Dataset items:
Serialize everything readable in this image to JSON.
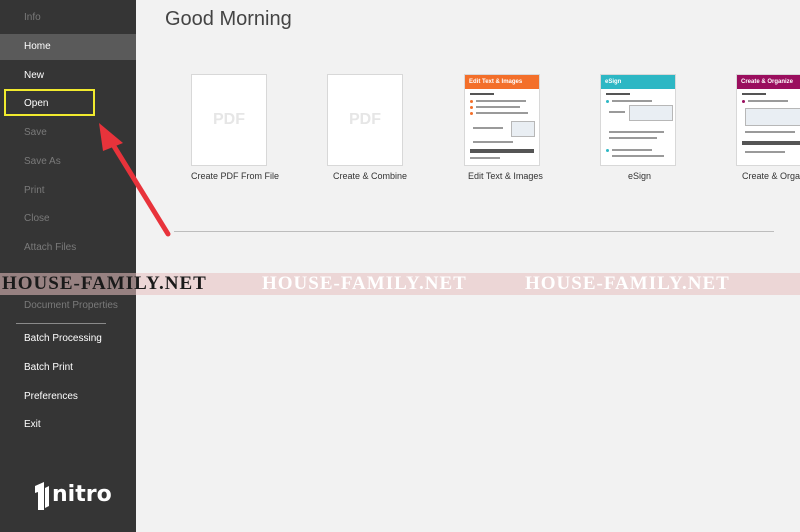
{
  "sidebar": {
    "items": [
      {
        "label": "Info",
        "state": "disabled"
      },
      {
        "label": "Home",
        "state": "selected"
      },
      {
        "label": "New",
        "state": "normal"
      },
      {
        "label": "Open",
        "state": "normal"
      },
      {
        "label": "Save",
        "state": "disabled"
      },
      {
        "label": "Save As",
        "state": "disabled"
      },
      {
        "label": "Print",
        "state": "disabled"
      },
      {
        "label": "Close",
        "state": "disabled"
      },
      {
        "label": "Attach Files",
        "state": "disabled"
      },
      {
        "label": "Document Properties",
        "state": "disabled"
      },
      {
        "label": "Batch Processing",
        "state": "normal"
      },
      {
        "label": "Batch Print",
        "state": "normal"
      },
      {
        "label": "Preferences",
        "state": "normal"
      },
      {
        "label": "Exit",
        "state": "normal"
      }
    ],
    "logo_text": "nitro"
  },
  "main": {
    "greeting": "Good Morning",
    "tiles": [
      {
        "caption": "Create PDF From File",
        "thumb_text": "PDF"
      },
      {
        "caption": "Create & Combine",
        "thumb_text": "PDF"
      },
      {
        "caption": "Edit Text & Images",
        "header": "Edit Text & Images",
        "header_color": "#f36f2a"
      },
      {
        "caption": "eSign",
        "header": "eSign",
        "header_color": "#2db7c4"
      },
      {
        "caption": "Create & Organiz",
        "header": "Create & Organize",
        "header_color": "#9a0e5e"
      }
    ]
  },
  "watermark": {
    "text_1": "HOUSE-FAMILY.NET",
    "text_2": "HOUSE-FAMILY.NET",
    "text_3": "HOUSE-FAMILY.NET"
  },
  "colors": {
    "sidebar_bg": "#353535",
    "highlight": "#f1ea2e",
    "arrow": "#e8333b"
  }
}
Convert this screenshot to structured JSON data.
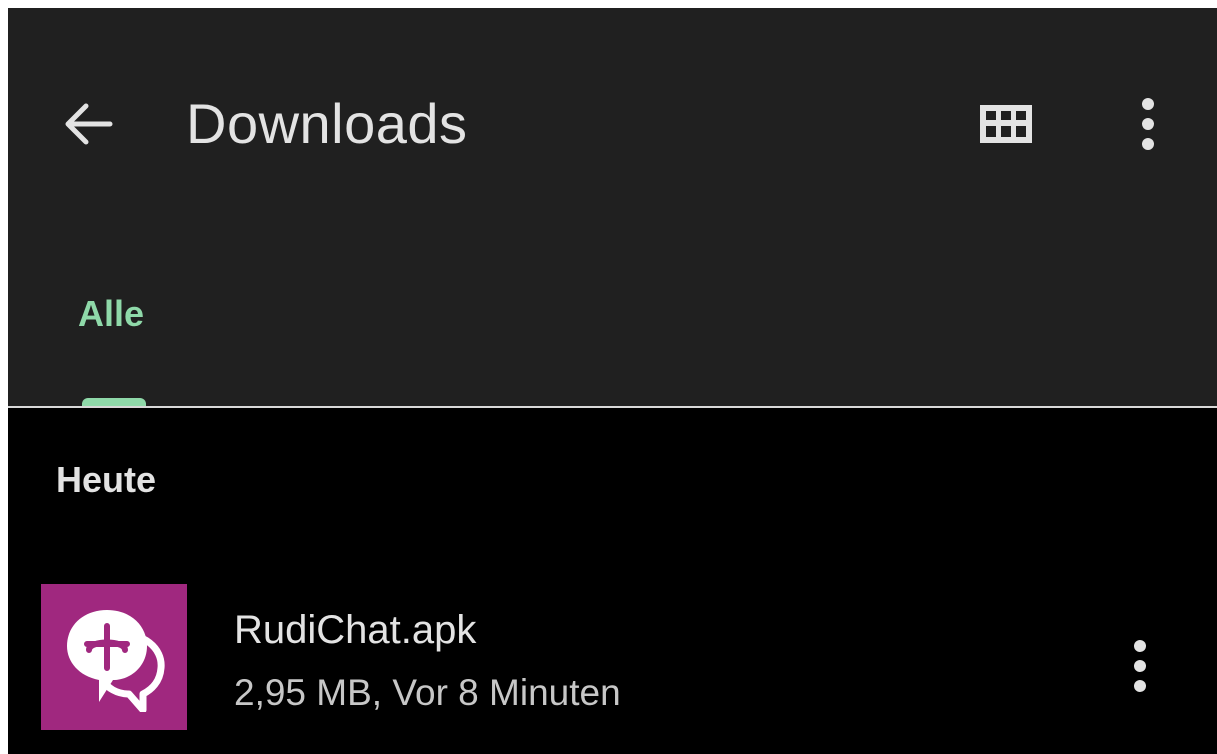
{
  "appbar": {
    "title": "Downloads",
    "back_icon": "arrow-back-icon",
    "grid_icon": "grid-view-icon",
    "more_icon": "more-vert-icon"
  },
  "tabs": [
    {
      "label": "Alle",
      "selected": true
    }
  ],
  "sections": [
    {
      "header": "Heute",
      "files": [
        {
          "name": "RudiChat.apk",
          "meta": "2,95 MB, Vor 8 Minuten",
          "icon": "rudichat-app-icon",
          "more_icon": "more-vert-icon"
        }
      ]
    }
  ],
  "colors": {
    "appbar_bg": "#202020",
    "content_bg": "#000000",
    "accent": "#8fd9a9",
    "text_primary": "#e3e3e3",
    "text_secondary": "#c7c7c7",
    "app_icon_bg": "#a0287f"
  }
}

WHAT TO WORK ON: The material above must be printed exactly, with its pictures left out.

THE SOLUTION:
Serialize everything readable in this image to JSON.
{
  "sidebar": {
    "items": [
      {
        "label": "Info",
        "state": "disabled"
      },
      {
        "label": "Home",
        "state": "selected"
      },
      {
        "label": "New",
        "state": "normal"
      },
      {
        "label": "Open",
        "state": "normal"
      },
      {
        "label": "Save",
        "state": "disabled"
      },
      {
        "label": "Save As",
        "state": "disabled"
      },
      {
        "label": "Print",
        "state": "disabled"
      },
      {
        "label": "Close",
        "state": "disabled"
      },
      {
        "label": "Attach Files",
        "state": "disabled"
      },
      {
        "label": "Document Properties",
        "state": "disabled"
      },
      {
        "label": "Batch Processing",
        "state": "normal"
      },
      {
        "label": "Batch Print",
        "state": "normal"
      },
      {
        "label": "Preferences",
        "state": "normal"
      },
      {
        "label": "Exit",
        "state": "normal"
      }
    ],
    "logo_text": "nitro"
  },
  "main": {
    "greeting": "Good Morning",
    "tiles": [
      {
        "caption": "Create PDF From File",
        "thumb_text": "PDF"
      },
      {
        "caption": "Create & Combine",
        "thumb_text": "PDF"
      },
      {
        "caption": "Edit Text & Images",
        "header": "Edit Text & Images",
        "header_color": "#f36f2a"
      },
      {
        "caption": "eSign",
        "header": "eSign",
        "header_color": "#2db7c4"
      },
      {
        "caption": "Create & Organiz",
        "header": "Create & Organize",
        "header_color": "#9a0e5e"
      }
    ]
  },
  "watermark": {
    "text_1": "HOUSE-FAMILY.NET",
    "text_2": "HOUSE-FAMILY.NET",
    "text_3": "HOUSE-FAMILY.NET"
  },
  "colors": {
    "sidebar_bg": "#353535",
    "highlight": "#f1ea2e",
    "arrow": "#e8333b"
  }
}
Convert this screenshot to structured JSON data.
{
  "appbar": {
    "title": "Downloads",
    "back_icon": "arrow-back-icon",
    "grid_icon": "grid-view-icon",
    "more_icon": "more-vert-icon"
  },
  "tabs": [
    {
      "label": "Alle",
      "selected": true
    }
  ],
  "sections": [
    {
      "header": "Heute",
      "files": [
        {
          "name": "RudiChat.apk",
          "meta": "2,95 MB, Vor 8 Minuten",
          "icon": "rudichat-app-icon",
          "more_icon": "more-vert-icon"
        }
      ]
    }
  ],
  "colors": {
    "appbar_bg": "#202020",
    "content_bg": "#000000",
    "accent": "#8fd9a9",
    "text_primary": "#e3e3e3",
    "text_secondary": "#c7c7c7",
    "app_icon_bg": "#a0287f"
  }
}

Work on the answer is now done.